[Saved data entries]
+--

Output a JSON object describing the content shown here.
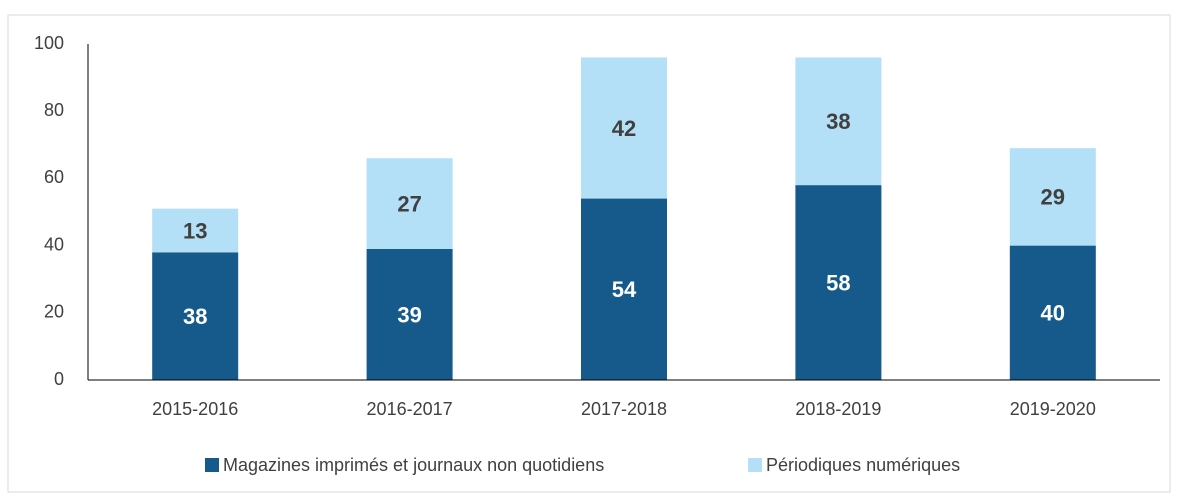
{
  "chart_data": {
    "type": "stacked_bar",
    "categories": [
      "2015-2016",
      "2016-2017",
      "2017-2018",
      "2018-2019",
      "2019-2020"
    ],
    "series": [
      {
        "name": "Magazines imprimés et journaux non quotidiens",
        "color": "#155a8a",
        "values": [
          38,
          39,
          54,
          58,
          40
        ]
      },
      {
        "name": "Périodiques numériques",
        "color": "#b3e0f7",
        "values": [
          13,
          27,
          42,
          38,
          29
        ]
      }
    ],
    "ylim": [
      0,
      100
    ],
    "yticks": [
      0,
      20,
      40,
      60,
      80,
      100
    ],
    "grid": false,
    "legend": "bottom"
  }
}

+--

YOUR TASK ->
Quote each record exactly as it stands, minus the pictures.

TASK ANSWER ->
Output a JSON object describing the content shown here.
{
  "chart_data": {
    "type": "stacked_bar",
    "categories": [
      "2015-2016",
      "2016-2017",
      "2017-2018",
      "2018-2019",
      "2019-2020"
    ],
    "series": [
      {
        "name": "Magazines imprimés et journaux non quotidiens",
        "color": "#155a8a",
        "values": [
          38,
          39,
          54,
          58,
          40
        ]
      },
      {
        "name": "Périodiques numériques",
        "color": "#b3e0f7",
        "values": [
          13,
          27,
          42,
          38,
          29
        ]
      }
    ],
    "ylim": [
      0,
      100
    ],
    "yticks": [
      0,
      20,
      40,
      60,
      80,
      100
    ],
    "grid": false,
    "legend": "bottom"
  }
}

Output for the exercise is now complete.